(Collected data entries)

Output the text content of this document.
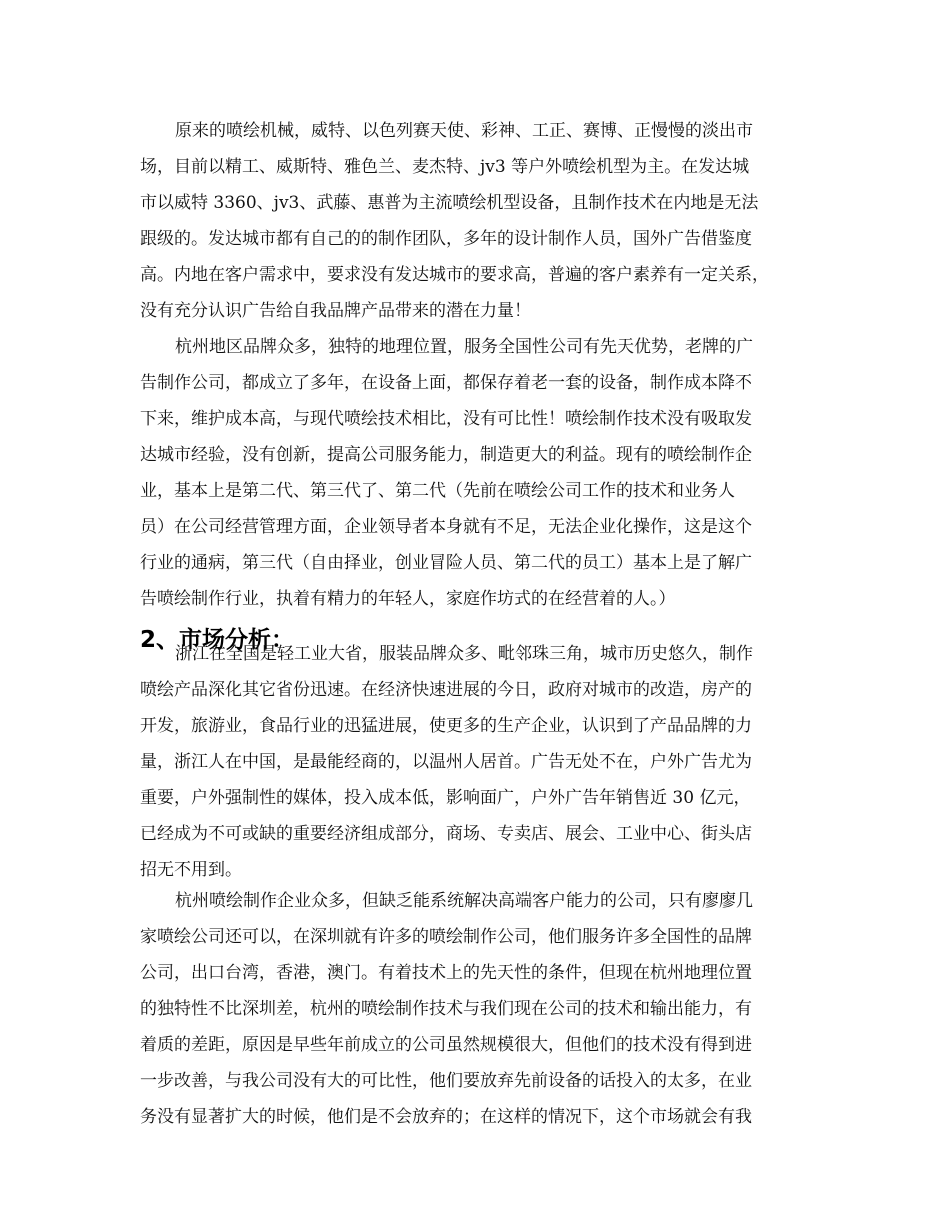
原来的喷绘机械，威特、以色列赛天使、彩神、工正、赛博、正慢慢的淡出市
场，目前以精工、威斯特、雅色兰、麦杰特、jv3 等户外喷绘机型为主。在发达城
市以威特 3360、jv3、武藤、惠普为主流喷绘机型设备，且制作技术在内地是无法
跟级的。发达城市都有自己的的制作团队，多年的设计制作人员，国外广告借鉴度
高。内地在客户需求中，要求没有发达城市的要求高，普遍的客户素养有一定关系，
没有充分认识广告给自我品牌产品带来的潜在力量！
杭州地区品牌众多，独特的地理位置，服务全国性公司有先天优势，老牌的广
告制作公司，都成立了多年，在设备上面，都保存着老一套的设备，制作成本降不
下来，维护成本高，与现代喷绘技术相比，没有可比性！喷绘制作技术没有吸取发
达城市经验，没有创新，提高公司服务能力，制造更大的利益。现有的喷绘制作企
业，基本上是第二代、第三代了、第二代（先前在喷绘公司工作的技术和业务人
员）在公司经营管理方面，企业领导者本身就有不足，无法企业化操作，这是这个
行业的通病，第三代（自由择业，创业冒险人员、第二代的员工）基本上是了解广
告喷绘制作行业，执着有精力的年轻人，家庭作坊式的在经营着的人。）
2、市场分析：
浙江在全国是轻工业大省，服装品牌众多、毗邻珠三角，城市历史悠久，制作
喷绘产品深化其它省份迅速。在经济快速进展的今日，政府对城市的改造，房产的
开发，旅游业，食品行业的迅猛进展，使更多的生产企业，认识到了产品品牌的力
量，浙江人在中国，是最能经商的，以温州人居首。广告无处不在，户外广告尤为
重要，户外强制性的媒体，投入成本低，影响面广，户外广告年销售近 30 亿元，
已经成为不可或缺的重要经济组成部分，商场、专卖店、展会、工业中心、街头店
招无不用到。
杭州喷绘制作企业众多，但缺乏能系统解决高端客户能力的公司，只有廖廖几
家喷绘公司还可以，在深圳就有许多的喷绘制作公司，他们服务许多全国性的品牌
公司，出口台湾，香港，澳门。有着技术上的先天性的条件，但现在杭州地理位置
的独特性不比深圳差，杭州的喷绘制作技术与我们现在公司的技术和输出能力，有
着质的差距，原因是早些年前成立的公司虽然规模很大，但他们的技术没有得到进
一步改善，与我公司没有大的可比性，他们要放弃先前设备的话投入的太多，在业
务没有显著扩大的时候，他们是不会放弃的；在这样的情况下，这个市场就会有我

Set problem =>
In your copy of the records, include no pictures; repeat everything else exactly.

Result =>
Output the text content of this document.
原来的喷绘机械，威特、以色列赛天使、彩神、工正、赛博、正慢慢的淡出市
场，目前以精工、威斯特、雅色兰、麦杰特、jv3 等户外喷绘机型为主。在发达城
市以威特 3360、jv3、武藤、惠普为主流喷绘机型设备，且制作技术在内地是无法
跟级的。发达城市都有自己的的制作团队，多年的设计制作人员，国外广告借鉴度
高。内地在客户需求中，要求没有发达城市的要求高，普遍的客户素养有一定关系，
没有充分认识广告给自我品牌产品带来的潜在力量！
杭州地区品牌众多，独特的地理位置，服务全国性公司有先天优势，老牌的广
告制作公司，都成立了多年，在设备上面，都保存着老一套的设备，制作成本降不
下来，维护成本高，与现代喷绘技术相比，没有可比性！喷绘制作技术没有吸取发
达城市经验，没有创新，提高公司服务能力，制造更大的利益。现有的喷绘制作企
业，基本上是第二代、第三代了、第二代（先前在喷绘公司工作的技术和业务人
员）在公司经营管理方面，企业领导者本身就有不足，无法企业化操作，这是这个
行业的通病，第三代（自由择业，创业冒险人员、第二代的员工）基本上是了解广
告喷绘制作行业，执着有精力的年轻人，家庭作坊式的在经营着的人。）
2、市场分析：
浙江在全国是轻工业大省，服装品牌众多、毗邻珠三角，城市历史悠久，制作
喷绘产品深化其它省份迅速。在经济快速进展的今日，政府对城市的改造，房产的
开发，旅游业，食品行业的迅猛进展，使更多的生产企业，认识到了产品品牌的力
量，浙江人在中国，是最能经商的，以温州人居首。广告无处不在，户外广告尤为
重要，户外强制性的媒体，投入成本低，影响面广，户外广告年销售近 30 亿元，
已经成为不可或缺的重要经济组成部分，商场、专卖店、展会、工业中心、街头店
招无不用到。
杭州喷绘制作企业众多，但缺乏能系统解决高端客户能力的公司，只有廖廖几
家喷绘公司还可以，在深圳就有许多的喷绘制作公司，他们服务许多全国性的品牌
公司，出口台湾，香港，澳门。有着技术上的先天性的条件，但现在杭州地理位置
的独特性不比深圳差，杭州的喷绘制作技术与我们现在公司的技术和输出能力，有
着质的差距，原因是早些年前成立的公司虽然规模很大，但他们的技术没有得到进
一步改善，与我公司没有大的可比性，他们要放弃先前设备的话投入的太多，在业
务没有显著扩大的时候，他们是不会放弃的；在这样的情况下，这个市场就会有我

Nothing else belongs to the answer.